Transcribe, exactly as they appear, only the lines from the one holding "OCR this image." through the end of the entries below.

Data excerpts
————————
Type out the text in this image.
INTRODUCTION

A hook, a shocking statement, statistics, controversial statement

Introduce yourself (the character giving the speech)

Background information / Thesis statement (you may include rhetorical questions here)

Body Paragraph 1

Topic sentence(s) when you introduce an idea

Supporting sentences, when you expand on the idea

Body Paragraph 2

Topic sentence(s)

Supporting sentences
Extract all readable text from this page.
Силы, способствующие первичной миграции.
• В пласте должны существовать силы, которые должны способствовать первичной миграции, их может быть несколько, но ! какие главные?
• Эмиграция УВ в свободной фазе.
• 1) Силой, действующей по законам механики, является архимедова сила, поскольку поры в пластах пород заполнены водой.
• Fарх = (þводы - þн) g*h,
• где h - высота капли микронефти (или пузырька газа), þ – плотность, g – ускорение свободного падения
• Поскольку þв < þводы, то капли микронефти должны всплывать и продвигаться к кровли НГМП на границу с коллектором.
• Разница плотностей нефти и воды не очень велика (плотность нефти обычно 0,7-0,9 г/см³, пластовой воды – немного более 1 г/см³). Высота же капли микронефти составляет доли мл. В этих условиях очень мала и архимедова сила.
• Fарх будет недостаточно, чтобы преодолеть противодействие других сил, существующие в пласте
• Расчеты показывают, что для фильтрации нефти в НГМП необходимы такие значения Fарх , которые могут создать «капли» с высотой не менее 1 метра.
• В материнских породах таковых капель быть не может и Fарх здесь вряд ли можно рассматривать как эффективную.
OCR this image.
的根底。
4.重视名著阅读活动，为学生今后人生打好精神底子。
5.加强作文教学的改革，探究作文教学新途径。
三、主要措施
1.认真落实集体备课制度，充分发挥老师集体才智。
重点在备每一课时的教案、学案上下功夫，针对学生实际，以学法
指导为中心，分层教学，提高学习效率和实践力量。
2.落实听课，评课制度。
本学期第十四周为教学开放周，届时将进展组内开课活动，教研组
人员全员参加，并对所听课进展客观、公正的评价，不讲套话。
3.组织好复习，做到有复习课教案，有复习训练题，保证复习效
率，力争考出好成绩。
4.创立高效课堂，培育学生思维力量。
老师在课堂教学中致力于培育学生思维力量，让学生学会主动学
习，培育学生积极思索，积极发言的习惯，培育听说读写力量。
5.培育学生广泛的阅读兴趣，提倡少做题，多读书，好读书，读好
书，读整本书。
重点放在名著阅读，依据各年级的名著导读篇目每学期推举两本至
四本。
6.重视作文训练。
————————
RESPONSE:
OCR this image.
的根底。
4.重视名著阅读活动，为学生今后人生打好精神底子。
5.加强作文教学的改革，探究作文教学新途径。
三、主要措施
1.认真落实集体备课制度，充分发挥老师集体才智。
重点在备每一课时的教案、学案上下功夫，针对学生实际，以学法
指导为中心，分层教学，提高学习效率和实践力量。
2.落实听课，评课制度。
本学期第十四周为教学开放周，届时将进展组内开课活动，教研组
人员全员参加，并对所听课进展客观、公正的评价，不讲套话。
3.组织好复习，做到有复习课教案，有复习训练题，保证复习效
率，力争考出好成绩。
4.创立高效课堂，培育学生思维力量。
老师在课堂教学中致力于培育学生思维力量，让学生学会主动学
习，培育学生积极思索，积极发言的习惯，培育听说读写力量。
5.培育学生广泛的阅读兴趣，提倡少做题，多读书，好读书，读好
书，读整本书。
重点放在名著阅读，依据各年级的名著导读篇目每学期推举两本至
四本。
6.重视作文训练。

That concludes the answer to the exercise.